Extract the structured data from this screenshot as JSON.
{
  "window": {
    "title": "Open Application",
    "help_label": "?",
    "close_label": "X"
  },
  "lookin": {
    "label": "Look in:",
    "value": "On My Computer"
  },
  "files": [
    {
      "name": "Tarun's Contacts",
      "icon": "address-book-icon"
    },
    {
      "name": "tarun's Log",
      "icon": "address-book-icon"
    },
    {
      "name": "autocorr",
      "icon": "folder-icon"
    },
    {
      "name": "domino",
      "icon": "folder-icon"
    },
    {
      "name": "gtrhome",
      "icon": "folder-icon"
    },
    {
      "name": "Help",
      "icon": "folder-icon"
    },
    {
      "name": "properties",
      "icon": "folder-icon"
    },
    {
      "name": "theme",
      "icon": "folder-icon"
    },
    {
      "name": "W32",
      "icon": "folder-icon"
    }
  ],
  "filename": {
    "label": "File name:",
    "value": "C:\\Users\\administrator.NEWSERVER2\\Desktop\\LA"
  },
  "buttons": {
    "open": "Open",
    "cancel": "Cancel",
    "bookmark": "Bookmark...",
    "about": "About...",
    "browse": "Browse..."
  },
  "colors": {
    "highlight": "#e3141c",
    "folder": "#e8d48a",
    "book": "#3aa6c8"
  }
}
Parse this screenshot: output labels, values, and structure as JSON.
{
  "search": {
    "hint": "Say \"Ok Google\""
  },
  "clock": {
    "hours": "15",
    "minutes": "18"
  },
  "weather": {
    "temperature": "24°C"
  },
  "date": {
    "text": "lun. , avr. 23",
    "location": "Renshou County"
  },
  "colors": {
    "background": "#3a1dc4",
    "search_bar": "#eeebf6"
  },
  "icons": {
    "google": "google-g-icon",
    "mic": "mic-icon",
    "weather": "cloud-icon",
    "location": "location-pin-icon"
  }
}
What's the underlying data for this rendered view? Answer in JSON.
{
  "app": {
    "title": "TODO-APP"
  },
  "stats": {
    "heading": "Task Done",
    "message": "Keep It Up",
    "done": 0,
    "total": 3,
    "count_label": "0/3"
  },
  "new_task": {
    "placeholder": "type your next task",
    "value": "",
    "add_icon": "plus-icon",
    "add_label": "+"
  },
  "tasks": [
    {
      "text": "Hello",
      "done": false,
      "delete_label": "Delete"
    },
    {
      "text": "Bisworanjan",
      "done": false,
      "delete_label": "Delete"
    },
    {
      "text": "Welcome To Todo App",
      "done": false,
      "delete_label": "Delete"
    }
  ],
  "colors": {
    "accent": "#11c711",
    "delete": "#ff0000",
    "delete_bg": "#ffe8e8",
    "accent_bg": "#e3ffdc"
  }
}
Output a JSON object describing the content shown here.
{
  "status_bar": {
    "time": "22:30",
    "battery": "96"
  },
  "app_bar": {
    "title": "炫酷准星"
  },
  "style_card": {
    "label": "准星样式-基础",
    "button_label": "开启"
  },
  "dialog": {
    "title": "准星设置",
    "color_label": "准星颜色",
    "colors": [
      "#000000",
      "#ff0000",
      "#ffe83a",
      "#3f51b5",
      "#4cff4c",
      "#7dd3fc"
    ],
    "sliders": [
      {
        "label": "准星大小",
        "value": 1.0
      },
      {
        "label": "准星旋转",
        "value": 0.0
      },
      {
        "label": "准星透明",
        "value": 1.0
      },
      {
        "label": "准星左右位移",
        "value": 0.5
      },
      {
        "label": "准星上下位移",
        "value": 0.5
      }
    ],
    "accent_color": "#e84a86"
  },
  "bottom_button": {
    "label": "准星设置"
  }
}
════
Search the preceding listing for the word "JSON" and pull out every line that holds it.

■ Full answer
Extract the structured data from this screenshot as JSON.
Parse this screenshot: output labels, values, and structure as JSON.
What's the underlying data for this rendered view? Answer in JSON.
Output a JSON object describing the content shown here.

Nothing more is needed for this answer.